Figure content listings
-.-.-

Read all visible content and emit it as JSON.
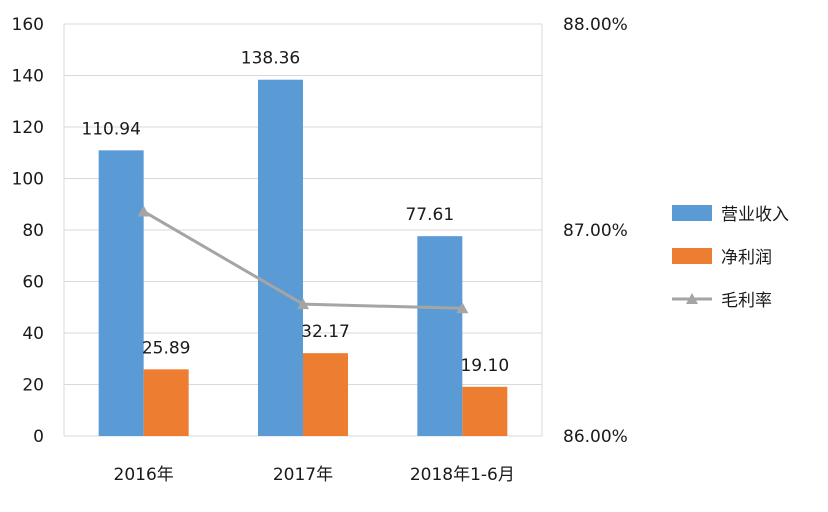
{
  "chart_data": {
    "type": "bar",
    "categories": [
      "2016年",
      "2017年",
      "2018年1-6月"
    ],
    "series": [
      {
        "name": "营业收入",
        "type": "bar",
        "axis": "left",
        "color": "#5B9BD5",
        "values": [
          110.94,
          138.36,
          77.61
        ],
        "labels": [
          "110.94",
          "138.36",
          "77.61"
        ]
      },
      {
        "name": "净利润",
        "type": "bar",
        "axis": "left",
        "color": "#ED7D31",
        "values": [
          25.89,
          32.17,
          19.1
        ],
        "labels": [
          "25.89",
          "32.17",
          "19.10"
        ]
      },
      {
        "name": "毛利率",
        "type": "line",
        "axis": "right",
        "color": "#A5A5A5",
        "values": [
          0.8709,
          0.8664,
          0.8662
        ]
      }
    ],
    "y_left": {
      "min": 0,
      "max": 160,
      "step": 20,
      "ticks": [
        "0",
        "20",
        "40",
        "60",
        "80",
        "100",
        "120",
        "140",
        "160"
      ]
    },
    "y_right": {
      "min": 0.86,
      "max": 0.88,
      "ticks": [
        {
          "value": 0.86,
          "label": "86.00%"
        },
        {
          "value": 0.87,
          "label": "87.00%"
        },
        {
          "value": 0.88,
          "label": "88.00%"
        }
      ]
    },
    "grid": true,
    "legend": "right"
  }
}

-.-.-

■ WRITTEN PROBLEM ■
The records above must be printed exactly; the pictures stay out.

■ EXERCISE RESPONSE ■
Read all visible content and emit it as JSON.
{
  "chart_data": {
    "type": "bar",
    "categories": [
      "2016年",
      "2017年",
      "2018年1-6月"
    ],
    "series": [
      {
        "name": "营业收入",
        "type": "bar",
        "axis": "left",
        "color": "#5B9BD5",
        "values": [
          110.94,
          138.36,
          77.61
        ],
        "labels": [
          "110.94",
          "138.36",
          "77.61"
        ]
      },
      {
        "name": "净利润",
        "type": "bar",
        "axis": "left",
        "color": "#ED7D31",
        "values": [
          25.89,
          32.17,
          19.1
        ],
        "labels": [
          "25.89",
          "32.17",
          "19.10"
        ]
      },
      {
        "name": "毛利率",
        "type": "line",
        "axis": "right",
        "color": "#A5A5A5",
        "values": [
          0.8709,
          0.8664,
          0.8662
        ]
      }
    ],
    "y_left": {
      "min": 0,
      "max": 160,
      "step": 20,
      "ticks": [
        "0",
        "20",
        "40",
        "60",
        "80",
        "100",
        "120",
        "140",
        "160"
      ]
    },
    "y_right": {
      "min": 0.86,
      "max": 0.88,
      "ticks": [
        {
          "value": 0.86,
          "label": "86.00%"
        },
        {
          "value": 0.87,
          "label": "87.00%"
        },
        {
          "value": 0.88,
          "label": "88.00%"
        }
      ]
    },
    "grid": true,
    "legend": "right"
  }
}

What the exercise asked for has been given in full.